Exercises
A: From the tutorial page, extract the text between "The tutorial discusses" and "of these techniques.", inclusive.
B: Please answer these questions using the tutorial page:
(i) On what date was the tutorial held?
(ii) What two components does the Stratego distribution contain?
(iii) Under what license is the Stratego distribution released?

Strategies for Program Transformation
Full Day Tutorial on April 14, 2002 at
ETAPS 2002 in Grenoble, France
Handouts are now available from the
StrategoDocumentation page
Abstract
Program transformation has applications in many areas of software
engineering including compilation, optimization, refactoring, program
synthesis, software renovation, and reverse engineering. Program
transformation increases programmer productivity by automating
programming tasks, thus enabling programming at a higher-level of
abstraction, and increasing maintainability and re-usability.
This tutorial gives an introduction to principles and practice of
program transformation with rewriting strategies. Programmable
rewriting strategies allow the separation of transformation rules from
the strategies for applying them, thus providing support for concise,
declarative, and reusable specification of program transformation
systems.
The tutorial discusses all aspects of transformation with strategies;
after a taxonomy of program transformation and a discussion of program
representation, it covers specification of program transformations
with rewrite rules, combinators for composing rewriting strategies, in
particular combinators for generic traversal, exchange of
context-dependent information through scoped dynamic rewrite rules,
pragmatics of programming with strategies in Stratego, and
applications of these techniques.
Contents
Introduction
Program transformation has applications in many areas of software
engineering including compilation, optimization, refactoring, program
synthesis, software renovation, and reverse engineering. The aim of
program transformation is to increase programmer productivity by
automating programming tasks, thus enabling programming at a
higher-level of abstraction, and increasing maintainability and
re-usability.
Rewrite rules provide a good formalism for specification of basic
transformation steps. However, since sets of rewrite rules for a
programming language are usually not confluent and terminating,
standard rewriting techniques are not adequate for implementing
program transformation systems.
Stratego is a modular language
for the specification of fully automatic program transformation
systems based on the paradigm of rewriting strategies. Basic
transformation steps are defined using _labeled conditional rewrite
rules_. Rules are combined into complete transformations by means of
programmable
rewriting strategies. An important aspect of these
strategies are combinators for generic traversal.
Scoped dynamic rewrite rules overcome the limitations posed by the context-free
nature of rewrite rules. Together these features support concise and
declarative specification of program transformation systems. The
Stratego distribution contains the Stratego Compiler and the Stratego
Standard Library, and is distributed under the GNU General Public
License.
This full day tutorial gives an introduction to principles and
practice of program transformation with rewriting strategies.
Material
This section outlines the material presented in the tutorial. First an
overview of the tutorial is given in the form of a schedule.

Recorded information
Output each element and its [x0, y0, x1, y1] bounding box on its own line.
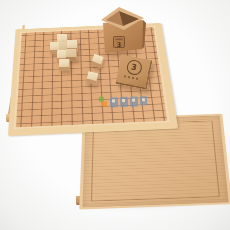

Responses
A:
The tutorial discusses all aspects of transformation with strategies;
after a taxonomy of program transformation and a discussion of program
representation, it covers specification of program transformations
with rewrite rules, combinators for composing rewriting strategies, in
particular combinators for generic traversal, exchange of
context-dependent information through scoped dynamic rewrite rules,
pragmatics of programming with strategies in Stratego, and
applications of these techniques.

B:
(i) April 14, 2002
(ii) The Stratego Compiler and the Stratego Standard Library
(iii) The GNU General Public License